## YOUR GOAL
Copy out, from the entries below, each line holding the string "Index".

## RECORD LIST

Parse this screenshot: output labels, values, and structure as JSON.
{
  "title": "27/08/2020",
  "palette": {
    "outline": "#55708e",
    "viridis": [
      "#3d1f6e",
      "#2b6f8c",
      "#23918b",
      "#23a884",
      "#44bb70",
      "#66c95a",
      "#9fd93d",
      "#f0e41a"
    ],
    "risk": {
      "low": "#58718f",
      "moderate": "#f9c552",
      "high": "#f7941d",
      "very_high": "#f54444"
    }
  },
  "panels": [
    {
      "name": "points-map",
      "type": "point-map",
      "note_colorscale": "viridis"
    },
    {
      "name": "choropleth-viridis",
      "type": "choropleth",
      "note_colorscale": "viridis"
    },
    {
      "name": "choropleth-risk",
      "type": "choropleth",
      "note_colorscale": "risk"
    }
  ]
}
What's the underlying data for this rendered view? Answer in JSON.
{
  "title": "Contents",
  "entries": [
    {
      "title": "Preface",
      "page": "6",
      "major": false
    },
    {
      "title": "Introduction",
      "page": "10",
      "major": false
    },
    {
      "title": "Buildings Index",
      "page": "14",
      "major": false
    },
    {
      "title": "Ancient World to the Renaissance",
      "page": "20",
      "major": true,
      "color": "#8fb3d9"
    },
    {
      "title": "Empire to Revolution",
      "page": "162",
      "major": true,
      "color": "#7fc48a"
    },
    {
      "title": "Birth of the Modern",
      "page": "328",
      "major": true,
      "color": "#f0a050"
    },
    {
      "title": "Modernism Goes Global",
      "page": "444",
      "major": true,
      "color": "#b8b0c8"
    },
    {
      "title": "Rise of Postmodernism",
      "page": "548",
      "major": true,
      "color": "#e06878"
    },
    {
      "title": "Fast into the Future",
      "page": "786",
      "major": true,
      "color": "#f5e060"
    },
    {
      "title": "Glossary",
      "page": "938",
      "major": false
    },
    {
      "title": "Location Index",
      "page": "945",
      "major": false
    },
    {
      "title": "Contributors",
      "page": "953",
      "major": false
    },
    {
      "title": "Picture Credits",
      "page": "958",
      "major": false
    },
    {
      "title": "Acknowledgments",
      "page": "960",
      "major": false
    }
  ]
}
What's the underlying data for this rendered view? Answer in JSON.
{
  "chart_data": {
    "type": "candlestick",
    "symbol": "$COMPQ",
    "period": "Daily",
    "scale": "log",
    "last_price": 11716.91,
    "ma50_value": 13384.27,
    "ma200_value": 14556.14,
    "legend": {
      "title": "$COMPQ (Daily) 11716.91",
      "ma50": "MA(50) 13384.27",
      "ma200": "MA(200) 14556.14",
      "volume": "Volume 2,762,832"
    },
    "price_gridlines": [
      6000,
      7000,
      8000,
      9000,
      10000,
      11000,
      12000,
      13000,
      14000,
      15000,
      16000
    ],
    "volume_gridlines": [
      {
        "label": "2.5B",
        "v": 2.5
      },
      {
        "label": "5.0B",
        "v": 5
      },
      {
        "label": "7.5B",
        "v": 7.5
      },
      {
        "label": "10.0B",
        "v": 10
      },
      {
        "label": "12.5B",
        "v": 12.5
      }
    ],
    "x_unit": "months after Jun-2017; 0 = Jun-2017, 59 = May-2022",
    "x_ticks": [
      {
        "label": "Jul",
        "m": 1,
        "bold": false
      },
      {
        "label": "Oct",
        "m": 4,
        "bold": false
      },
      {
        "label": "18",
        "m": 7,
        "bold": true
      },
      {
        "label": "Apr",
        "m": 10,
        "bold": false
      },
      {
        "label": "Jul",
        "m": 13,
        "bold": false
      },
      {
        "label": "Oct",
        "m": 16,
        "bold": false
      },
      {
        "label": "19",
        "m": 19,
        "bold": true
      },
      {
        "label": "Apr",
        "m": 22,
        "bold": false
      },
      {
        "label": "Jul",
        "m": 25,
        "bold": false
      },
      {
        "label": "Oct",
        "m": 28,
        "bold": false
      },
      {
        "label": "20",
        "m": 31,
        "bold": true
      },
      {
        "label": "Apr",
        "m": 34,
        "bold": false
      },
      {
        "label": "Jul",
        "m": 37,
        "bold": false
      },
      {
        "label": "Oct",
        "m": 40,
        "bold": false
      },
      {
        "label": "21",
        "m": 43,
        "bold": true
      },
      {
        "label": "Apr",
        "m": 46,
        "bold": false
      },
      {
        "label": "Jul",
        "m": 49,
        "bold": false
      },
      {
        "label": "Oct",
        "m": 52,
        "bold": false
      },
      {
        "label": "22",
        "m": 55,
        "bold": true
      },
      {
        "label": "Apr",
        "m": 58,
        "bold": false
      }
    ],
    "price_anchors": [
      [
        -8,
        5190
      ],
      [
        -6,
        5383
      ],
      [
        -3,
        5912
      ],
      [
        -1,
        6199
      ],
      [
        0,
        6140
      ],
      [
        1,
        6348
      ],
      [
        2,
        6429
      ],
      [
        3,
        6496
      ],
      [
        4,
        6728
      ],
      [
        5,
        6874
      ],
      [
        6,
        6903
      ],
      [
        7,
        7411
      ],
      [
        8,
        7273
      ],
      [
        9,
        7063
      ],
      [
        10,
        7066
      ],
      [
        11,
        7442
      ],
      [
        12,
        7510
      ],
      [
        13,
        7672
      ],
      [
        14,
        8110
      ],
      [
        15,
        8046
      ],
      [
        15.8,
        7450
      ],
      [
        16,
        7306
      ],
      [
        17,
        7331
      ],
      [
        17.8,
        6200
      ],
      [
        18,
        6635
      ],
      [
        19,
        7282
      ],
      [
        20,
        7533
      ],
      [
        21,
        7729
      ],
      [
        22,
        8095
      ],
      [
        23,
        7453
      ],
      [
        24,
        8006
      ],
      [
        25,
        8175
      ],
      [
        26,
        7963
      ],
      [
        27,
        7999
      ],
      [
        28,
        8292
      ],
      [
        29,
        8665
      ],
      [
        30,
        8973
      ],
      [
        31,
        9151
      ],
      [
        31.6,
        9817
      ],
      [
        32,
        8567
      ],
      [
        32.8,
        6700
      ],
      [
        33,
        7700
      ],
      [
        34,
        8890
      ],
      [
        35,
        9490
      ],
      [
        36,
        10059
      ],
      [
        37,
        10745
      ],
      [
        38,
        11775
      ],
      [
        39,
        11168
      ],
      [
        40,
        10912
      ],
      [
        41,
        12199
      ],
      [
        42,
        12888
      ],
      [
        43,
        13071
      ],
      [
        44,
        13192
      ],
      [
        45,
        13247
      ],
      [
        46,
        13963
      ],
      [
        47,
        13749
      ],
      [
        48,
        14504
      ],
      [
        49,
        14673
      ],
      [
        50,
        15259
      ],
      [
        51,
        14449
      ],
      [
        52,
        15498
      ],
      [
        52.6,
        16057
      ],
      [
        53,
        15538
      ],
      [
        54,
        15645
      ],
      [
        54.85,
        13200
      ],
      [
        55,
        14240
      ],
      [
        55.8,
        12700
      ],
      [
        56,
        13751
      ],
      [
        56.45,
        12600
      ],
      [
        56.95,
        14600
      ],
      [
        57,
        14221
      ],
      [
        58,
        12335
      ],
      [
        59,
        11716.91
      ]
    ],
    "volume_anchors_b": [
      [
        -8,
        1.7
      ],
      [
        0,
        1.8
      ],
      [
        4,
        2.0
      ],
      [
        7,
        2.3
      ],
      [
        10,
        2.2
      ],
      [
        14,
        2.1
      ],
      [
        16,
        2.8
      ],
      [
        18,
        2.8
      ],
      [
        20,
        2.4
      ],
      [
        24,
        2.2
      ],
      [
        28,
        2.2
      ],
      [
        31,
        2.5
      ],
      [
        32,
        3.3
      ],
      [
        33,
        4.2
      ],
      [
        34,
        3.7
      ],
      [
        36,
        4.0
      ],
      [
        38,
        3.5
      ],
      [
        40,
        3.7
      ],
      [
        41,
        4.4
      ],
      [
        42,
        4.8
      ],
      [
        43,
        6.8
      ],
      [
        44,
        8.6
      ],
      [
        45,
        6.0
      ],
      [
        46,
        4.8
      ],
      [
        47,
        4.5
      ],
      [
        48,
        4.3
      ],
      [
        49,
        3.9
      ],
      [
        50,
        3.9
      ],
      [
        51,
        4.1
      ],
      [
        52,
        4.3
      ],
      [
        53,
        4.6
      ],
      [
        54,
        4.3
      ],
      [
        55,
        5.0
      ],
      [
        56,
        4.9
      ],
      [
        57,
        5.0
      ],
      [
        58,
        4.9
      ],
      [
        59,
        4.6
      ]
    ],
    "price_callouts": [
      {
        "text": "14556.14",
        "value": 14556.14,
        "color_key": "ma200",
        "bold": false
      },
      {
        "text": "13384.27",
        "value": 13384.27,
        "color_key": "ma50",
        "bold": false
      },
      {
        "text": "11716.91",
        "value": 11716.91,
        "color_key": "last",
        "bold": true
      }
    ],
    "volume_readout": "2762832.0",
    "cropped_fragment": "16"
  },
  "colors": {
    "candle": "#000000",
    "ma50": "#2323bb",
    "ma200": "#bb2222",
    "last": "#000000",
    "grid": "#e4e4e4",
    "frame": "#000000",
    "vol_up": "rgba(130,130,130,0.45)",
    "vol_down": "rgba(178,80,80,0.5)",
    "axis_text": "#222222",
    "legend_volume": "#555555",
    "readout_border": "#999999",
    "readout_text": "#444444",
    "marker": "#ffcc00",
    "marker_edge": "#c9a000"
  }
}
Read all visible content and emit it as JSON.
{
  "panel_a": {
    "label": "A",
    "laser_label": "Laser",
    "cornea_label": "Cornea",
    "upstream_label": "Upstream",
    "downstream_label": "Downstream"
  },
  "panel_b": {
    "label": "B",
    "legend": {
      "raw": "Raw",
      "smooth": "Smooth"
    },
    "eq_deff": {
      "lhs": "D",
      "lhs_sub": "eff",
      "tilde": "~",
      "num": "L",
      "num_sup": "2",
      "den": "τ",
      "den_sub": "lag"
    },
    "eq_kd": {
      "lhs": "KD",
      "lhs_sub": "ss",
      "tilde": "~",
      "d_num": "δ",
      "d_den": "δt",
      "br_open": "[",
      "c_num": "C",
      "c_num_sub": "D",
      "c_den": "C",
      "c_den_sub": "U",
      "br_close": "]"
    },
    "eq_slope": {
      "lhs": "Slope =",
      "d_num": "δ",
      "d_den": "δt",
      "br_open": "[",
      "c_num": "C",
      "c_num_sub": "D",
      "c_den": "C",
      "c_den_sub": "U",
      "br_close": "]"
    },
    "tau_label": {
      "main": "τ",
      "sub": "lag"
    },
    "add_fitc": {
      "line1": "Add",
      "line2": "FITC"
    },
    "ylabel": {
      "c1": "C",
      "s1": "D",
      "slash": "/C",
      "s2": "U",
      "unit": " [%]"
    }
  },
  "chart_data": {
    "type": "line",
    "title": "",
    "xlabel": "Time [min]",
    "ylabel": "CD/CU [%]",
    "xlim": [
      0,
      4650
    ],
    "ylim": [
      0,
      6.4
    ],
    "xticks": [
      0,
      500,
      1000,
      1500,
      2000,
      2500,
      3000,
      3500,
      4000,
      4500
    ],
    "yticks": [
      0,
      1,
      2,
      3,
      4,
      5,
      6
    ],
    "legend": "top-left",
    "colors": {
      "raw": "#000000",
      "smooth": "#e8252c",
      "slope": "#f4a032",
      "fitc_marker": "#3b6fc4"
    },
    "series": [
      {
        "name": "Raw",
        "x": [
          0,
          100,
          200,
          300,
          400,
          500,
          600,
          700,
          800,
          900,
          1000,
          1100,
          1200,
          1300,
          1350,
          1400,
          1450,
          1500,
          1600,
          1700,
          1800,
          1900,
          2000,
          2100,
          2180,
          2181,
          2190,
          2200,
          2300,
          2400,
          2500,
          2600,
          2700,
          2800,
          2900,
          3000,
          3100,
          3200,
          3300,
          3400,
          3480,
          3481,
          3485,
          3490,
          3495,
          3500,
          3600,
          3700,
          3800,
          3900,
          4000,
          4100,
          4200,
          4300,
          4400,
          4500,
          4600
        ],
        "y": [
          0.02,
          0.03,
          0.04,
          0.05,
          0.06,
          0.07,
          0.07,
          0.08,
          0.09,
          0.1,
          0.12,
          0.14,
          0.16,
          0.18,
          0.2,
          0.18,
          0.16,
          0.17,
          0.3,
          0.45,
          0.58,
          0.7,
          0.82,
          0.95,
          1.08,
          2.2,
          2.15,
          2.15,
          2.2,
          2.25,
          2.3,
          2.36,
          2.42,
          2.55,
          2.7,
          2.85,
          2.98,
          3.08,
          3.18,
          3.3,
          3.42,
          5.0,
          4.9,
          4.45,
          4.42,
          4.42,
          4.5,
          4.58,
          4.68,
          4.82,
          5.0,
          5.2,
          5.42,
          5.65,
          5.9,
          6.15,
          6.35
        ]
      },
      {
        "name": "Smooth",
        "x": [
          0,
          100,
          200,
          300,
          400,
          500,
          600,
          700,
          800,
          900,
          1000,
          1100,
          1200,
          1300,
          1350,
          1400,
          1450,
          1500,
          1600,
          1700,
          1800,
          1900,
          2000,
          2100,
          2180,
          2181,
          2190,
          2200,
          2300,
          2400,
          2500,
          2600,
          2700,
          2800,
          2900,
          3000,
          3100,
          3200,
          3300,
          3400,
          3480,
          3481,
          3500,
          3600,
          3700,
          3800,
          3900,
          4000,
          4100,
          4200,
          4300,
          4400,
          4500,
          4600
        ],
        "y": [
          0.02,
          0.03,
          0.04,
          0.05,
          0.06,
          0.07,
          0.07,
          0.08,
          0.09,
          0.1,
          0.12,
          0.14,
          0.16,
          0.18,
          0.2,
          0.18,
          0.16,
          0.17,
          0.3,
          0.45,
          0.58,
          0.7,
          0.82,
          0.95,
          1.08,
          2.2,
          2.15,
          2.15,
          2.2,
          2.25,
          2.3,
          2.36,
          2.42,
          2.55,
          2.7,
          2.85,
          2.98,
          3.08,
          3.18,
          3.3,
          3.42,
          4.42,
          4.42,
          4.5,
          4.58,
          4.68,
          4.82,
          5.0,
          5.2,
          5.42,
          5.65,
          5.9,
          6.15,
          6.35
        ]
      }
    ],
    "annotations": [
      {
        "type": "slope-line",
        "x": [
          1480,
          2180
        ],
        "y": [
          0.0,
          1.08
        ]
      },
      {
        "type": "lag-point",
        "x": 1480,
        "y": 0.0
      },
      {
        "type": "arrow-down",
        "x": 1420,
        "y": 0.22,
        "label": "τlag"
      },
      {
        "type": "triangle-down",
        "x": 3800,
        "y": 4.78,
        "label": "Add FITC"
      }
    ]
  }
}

## WRITTEN RESPONSE
      "title": "Buildings Index",
      "title": "Location Index",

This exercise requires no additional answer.